PROBLEM REQUIREMENTS:
Quote the whole listing verbatim.

MATERIAL FOR THIS TASK:
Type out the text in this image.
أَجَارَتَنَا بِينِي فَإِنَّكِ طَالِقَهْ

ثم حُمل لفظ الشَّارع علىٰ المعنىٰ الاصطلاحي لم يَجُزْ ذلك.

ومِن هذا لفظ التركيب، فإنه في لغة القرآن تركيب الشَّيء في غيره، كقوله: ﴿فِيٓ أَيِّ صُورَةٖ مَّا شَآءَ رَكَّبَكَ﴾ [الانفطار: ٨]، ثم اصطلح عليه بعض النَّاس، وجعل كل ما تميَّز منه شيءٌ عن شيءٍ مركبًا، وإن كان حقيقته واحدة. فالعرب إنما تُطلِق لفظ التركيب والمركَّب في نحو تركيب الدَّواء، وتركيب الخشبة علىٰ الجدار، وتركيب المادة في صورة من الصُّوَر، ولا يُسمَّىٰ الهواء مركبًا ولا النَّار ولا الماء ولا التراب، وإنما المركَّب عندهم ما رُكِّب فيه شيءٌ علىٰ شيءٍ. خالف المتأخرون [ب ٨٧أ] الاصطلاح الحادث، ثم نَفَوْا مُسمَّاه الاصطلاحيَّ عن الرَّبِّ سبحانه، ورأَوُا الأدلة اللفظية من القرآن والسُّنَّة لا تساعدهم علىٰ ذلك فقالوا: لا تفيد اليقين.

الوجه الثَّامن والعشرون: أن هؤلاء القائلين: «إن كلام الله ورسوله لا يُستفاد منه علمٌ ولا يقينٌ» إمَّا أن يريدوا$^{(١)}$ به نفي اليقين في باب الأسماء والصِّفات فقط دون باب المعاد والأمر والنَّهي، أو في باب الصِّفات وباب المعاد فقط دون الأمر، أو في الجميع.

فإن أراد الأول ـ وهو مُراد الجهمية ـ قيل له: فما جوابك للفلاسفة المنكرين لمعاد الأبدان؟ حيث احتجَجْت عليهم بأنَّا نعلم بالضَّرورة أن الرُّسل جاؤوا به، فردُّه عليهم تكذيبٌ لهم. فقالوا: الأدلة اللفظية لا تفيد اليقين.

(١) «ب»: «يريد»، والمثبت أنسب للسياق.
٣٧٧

FINISHED TASK:
Type out the text in this image.
أَجَارَتَنَا بِينِي فَإِنَّكِ طَالِقَهْ

ثم حُمل لفظ الشَّارع علىٰ المعنىٰ الاصطلاحي لم يَجُزْ ذلك.

ومِن هذا لفظ التركيب، فإنه في لغة القرآن تركيب الشَّيء في غيره، كقوله: ﴿فِيٓ أَيِّ صُورَةٖ مَّا شَآءَ رَكَّبَكَ﴾ [الانفطار: ٨]، ثم اصطلح عليه بعض النَّاس، وجعل كل ما تميَّز منه شيءٌ عن شيءٍ مركبًا، وإن كان حقيقته واحدة. فالعرب إنما تُطلِق لفظ التركيب والمركَّب في نحو تركيب الدَّواء، وتركيب الخشبة علىٰ الجدار، وتركيب المادة في صورة من الصُّوَر، ولا يُسمَّىٰ الهواء مركبًا ولا النَّار ولا الماء ولا التراب، وإنما المركَّب عندهم ما رُكِّب فيه شيءٌ علىٰ شيءٍ. خالف المتأخرون [ب ٨٧أ] الاصطلاح الحادث، ثم نَفَوْا مُسمَّاه الاصطلاحيَّ عن الرَّبِّ سبحانه، ورأَوُا الأدلة اللفظية من القرآن والسُّنَّة لا تساعدهم علىٰ ذلك فقالوا: لا تفيد اليقين.

الوجه الثَّامن والعشرون: أن هؤلاء القائلين: «إن كلام الله ورسوله لا يُستفاد منه علمٌ ولا يقينٌ» إمَّا أن يريدوا$^{(١)}$ به نفي اليقين في باب الأسماء والصِّفات فقط دون باب المعاد والأمر والنَّهي، أو في باب الصِّفات وباب المعاد فقط دون الأمر، أو في الجميع.

فإن أراد الأول ـ وهو مُراد الجهمية ـ قيل له: فما جوابك للفلاسفة المنكرين لمعاد الأبدان؟ حيث احتجَجْت عليهم بأنَّا نعلم بالضَّرورة أن الرُّسل جاؤوا به، فردُّه عليهم تكذيبٌ لهم. فقالوا: الأدلة اللفظية لا تفيد اليقين.

(١) «ب»: «يريد»، والمثبت أنسب للسياق.
٣٧٧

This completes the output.